Using freebie hosting that inserts popup ads (annoying in their own right) is one obvious example, and unnecessary now that hosting has gotten so cheap. But what if you’re encouraged to import unvetted, “one size fits all” content from the UUA itself?
I’m speaking of the automatic banners the UUA offers, and plainly, most are a stylistic nightmare. Worse: most church webmanagers seem to use them with the same forethought as a billboard on a piece of wilderness Interstate. Worse still: because they are linked back to UUA.org, very often the most obvious and visible design element of a church website is a banner encouaging a visitor to surf away from the church website he or she has come to visit.
It seems very odd, and while I can’t tell the UUA to stop offering a service that is in its interest, I can certainly encourage church webdesigners (inside the UUA and out) to use good outreach-oriented style.
So, a good starting place is a cautionary word from HealYourChurchWebsite.com (which you should bookmark!). Just read “chalice” for “cross”.
[C]ontrivances and gimmicks such as spinning animated crosses, cursor trailers and moving marquees may be fun and easy to deploy, but they usually convey a lack of content to your visitors.
In other words, figure out what your church or charitys message is, and remove anything from your website that distracts, detracts or degrades this message.
Lifestyle evangelism, or, as Channing might put it, “evangelism by character”, isn’t new. But applying it subtly via the Internet is gaining currency: enough to attract the Other Newspaper, that is, the New York Times.
Click here to see “Tucked Behind the Home Page, a Call to Worship” by John Leland, in today’s print and online issues.
Now that I’m getting used to Linux, and particular the Mandrake 9.1 distro, I’m learning to compile software – software most useful for church work.
In particular, I have found software for printing sheet music, advanced desktop publishing, and databases, plus the server-side church administration software I mentioned earlier. Just a few notes for what to expect – once I get them figured out.
It took me a while – a learning curve, you know – but I am making this entry while dialed-up from within the Linux Mandrake 9.1 division on my home computer.
Some people make a religion out of Linux, but I’m just cheap and want to keep fresh without spending (too much) money. This machine has to last for a while, and I want to squeeze as much out of it as I can. I also like learning just enough of my computer “under the hood” to not be a passive end-user. Or perhaps a better analogy is to learn to drive a manual transmission car after years of being dragged around with an automatic transmission one.

TASKS TO CARRY OUT:
[A] In the excerpt on church websites and Linux, which Linux distribution is the writer learning to use?
[B] Reproduce the part of the excerpt on church websites and Linux that runs from "So, a good starting" to "New York Times.".

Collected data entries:
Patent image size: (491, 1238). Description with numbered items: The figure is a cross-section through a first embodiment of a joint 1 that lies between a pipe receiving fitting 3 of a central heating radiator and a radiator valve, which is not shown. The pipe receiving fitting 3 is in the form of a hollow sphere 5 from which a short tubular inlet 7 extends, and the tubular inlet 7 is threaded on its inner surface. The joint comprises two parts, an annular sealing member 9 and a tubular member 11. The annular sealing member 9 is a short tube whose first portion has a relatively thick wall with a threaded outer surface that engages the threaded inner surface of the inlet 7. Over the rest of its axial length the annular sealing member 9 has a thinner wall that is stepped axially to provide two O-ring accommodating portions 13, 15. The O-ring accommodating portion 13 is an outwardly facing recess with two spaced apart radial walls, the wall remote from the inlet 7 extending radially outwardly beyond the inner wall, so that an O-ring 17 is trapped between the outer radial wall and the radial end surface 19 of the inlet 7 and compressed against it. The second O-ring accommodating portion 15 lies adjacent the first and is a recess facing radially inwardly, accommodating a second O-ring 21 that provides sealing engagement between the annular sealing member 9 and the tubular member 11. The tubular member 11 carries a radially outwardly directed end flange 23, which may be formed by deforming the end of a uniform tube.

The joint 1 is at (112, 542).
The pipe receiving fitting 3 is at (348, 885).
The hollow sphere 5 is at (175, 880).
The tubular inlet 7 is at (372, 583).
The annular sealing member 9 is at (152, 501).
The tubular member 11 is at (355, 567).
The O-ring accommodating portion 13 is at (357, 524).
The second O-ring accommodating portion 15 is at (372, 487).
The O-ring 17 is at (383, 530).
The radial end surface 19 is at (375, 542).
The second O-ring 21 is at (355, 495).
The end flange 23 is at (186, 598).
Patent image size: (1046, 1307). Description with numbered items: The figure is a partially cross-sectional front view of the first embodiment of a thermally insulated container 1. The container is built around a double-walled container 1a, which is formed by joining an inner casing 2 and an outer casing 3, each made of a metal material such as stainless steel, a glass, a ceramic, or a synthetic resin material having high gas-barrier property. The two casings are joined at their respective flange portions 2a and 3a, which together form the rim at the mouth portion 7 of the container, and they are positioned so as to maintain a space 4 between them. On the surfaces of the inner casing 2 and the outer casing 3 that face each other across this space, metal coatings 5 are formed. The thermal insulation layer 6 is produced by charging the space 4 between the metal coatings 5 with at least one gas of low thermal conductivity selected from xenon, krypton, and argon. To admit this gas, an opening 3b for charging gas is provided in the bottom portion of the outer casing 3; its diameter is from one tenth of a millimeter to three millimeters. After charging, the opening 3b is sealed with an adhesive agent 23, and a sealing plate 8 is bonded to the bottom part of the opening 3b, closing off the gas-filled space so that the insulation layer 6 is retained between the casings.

RESPONSES TO THE TASKS:
[A] Mandrake 9.1

[B]
So, a good starting place is a cautionary word from HealYourChurchWebsite.com (which you should bookmark!). Just read “chalice” for “cross”.
[C]ontrivances and gimmicks such as spinning animated crosses, cursor trailers and moving marquees may be fun and easy to deploy, but they usually convey a lack of content to your visitors.
In other words, figure out what your church or charitys message is, and remove anything from your website that distracts, detracts or degrades this message.
Lifestyle evangelism, or, as Channing might put it, “evangelism by character”, isn’t new. But applying it subtly via the Internet is gaining currency: enough to attract the Other Newspaper, that is, the New York Times.